» Input data:
════════════════

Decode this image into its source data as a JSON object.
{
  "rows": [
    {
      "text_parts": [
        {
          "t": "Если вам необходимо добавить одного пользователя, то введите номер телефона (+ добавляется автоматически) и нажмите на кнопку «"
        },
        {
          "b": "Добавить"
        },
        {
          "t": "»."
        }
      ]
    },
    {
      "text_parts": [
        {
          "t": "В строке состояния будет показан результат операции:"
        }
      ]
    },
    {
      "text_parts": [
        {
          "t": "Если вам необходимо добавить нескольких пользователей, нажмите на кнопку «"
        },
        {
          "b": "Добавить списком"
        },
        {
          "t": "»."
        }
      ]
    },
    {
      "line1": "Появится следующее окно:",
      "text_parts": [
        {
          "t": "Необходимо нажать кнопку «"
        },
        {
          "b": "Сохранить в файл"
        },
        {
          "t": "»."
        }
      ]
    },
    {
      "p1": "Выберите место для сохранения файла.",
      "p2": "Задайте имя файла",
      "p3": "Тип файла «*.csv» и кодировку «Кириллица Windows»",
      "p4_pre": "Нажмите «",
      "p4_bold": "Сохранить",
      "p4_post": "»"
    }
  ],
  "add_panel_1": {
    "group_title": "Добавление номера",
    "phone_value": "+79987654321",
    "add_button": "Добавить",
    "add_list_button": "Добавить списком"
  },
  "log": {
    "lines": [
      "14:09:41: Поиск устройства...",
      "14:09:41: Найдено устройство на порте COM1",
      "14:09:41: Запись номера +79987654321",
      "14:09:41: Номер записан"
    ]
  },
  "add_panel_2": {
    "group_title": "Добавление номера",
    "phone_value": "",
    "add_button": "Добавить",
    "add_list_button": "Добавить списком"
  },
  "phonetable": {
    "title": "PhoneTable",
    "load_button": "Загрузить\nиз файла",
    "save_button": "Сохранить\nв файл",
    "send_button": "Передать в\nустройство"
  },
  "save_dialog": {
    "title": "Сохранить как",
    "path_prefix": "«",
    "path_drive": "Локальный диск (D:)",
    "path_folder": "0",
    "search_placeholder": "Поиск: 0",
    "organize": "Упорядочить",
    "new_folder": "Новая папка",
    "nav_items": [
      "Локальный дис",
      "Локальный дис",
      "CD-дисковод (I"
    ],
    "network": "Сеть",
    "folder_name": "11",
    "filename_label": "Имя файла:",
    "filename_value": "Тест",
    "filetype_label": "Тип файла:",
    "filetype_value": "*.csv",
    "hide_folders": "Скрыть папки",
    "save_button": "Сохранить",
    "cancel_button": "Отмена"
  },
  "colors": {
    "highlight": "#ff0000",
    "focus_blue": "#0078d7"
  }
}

════════════════

Copy out the material word for word and line for line.

» Exercise response:
Decode this image into its source data as a JSON object.
{
  "rows": [
    {
      "text_parts": [
        {
          "t": "Если вам необходимо добавить одного пользователя, то введите номер телефона (+ добавляется автоматически) и нажмите на кнопку «"
        },
        {
          "b": "Добавить"
        },
        {
          "t": "»."
        }
      ]
    },
    {
      "text_parts": [
        {
          "t": "В строке состояния будет показан результат операции:"
        }
      ]
    },
    {
      "text_parts": [
        {
          "t": "Если вам необходимо добавить нескольких пользователей, нажмите на кнопку «"
        },
        {
          "b": "Добавить списком"
        },
        {
          "t": "»."
        }
      ]
    },
    {
      "line1": "Появится следующее окно:",
      "text_parts": [
        {
          "t": "Необходимо нажать кнопку «"
        },
        {
          "b": "Сохранить в файл"
        },
        {
          "t": "»."
        }
      ]
    },
    {
      "p1": "Выберите место для сохранения файла.",
      "p2": "Задайте имя файла",
      "p3": "Тип файла «*.csv» и кодировку «Кириллица Windows»",
      "p4_pre": "Нажмите «",
      "p4_bold": "Сохранить",
      "p4_post": "»"
    }
  ],
  "add_panel_1": {
    "group_title": "Добавление номера",
    "phone_value": "+79987654321",
    "add_button": "Добавить",
    "add_list_button": "Добавить списком"
  },
  "log": {
    "lines": [
      "14:09:41: Поиск устройства...",
      "14:09:41: Найдено устройство на порте COM1",
      "14:09:41: Запись номера +79987654321",
      "14:09:41: Номер записан"
    ]
  },
  "add_panel_2": {
    "group_title": "Добавление номера",
    "phone_value": "",
    "add_button": "Добавить",
    "add_list_button": "Добавить списком"
  },
  "phonetable": {
    "title": "PhoneTable",
    "load_button": "Загрузить\nиз файла",
    "save_button": "Сохранить\nв файл",
    "send_button": "Передать в\nустройство"
  },
  "save_dialog": {
    "title": "Сохранить как",
    "path_prefix": "«",
    "path_drive": "Локальный диск (D:)",
    "path_folder": "0",
    "search_placeholder": "Поиск: 0",
    "organize": "Упорядочить",
    "new_folder": "Новая папка",
    "nav_items": [
      "Локальный дис",
      "Локальный дис",
      "CD-дисковод (I"
    ],
    "network": "Сеть",
    "folder_name": "11",
    "filename_label": "Имя файла:",
    "filename_value": "Тест",
    "filetype_label": "Тип файла:",
    "filetype_value": "*.csv",
    "hide_folders": "Скрыть папки",
    "save_button": "Сохранить",
    "cancel_button": "Отмена"
  },
  "colors": {
    "highlight": "#ff0000",
    "focus_blue": "#0078d7"
  }
}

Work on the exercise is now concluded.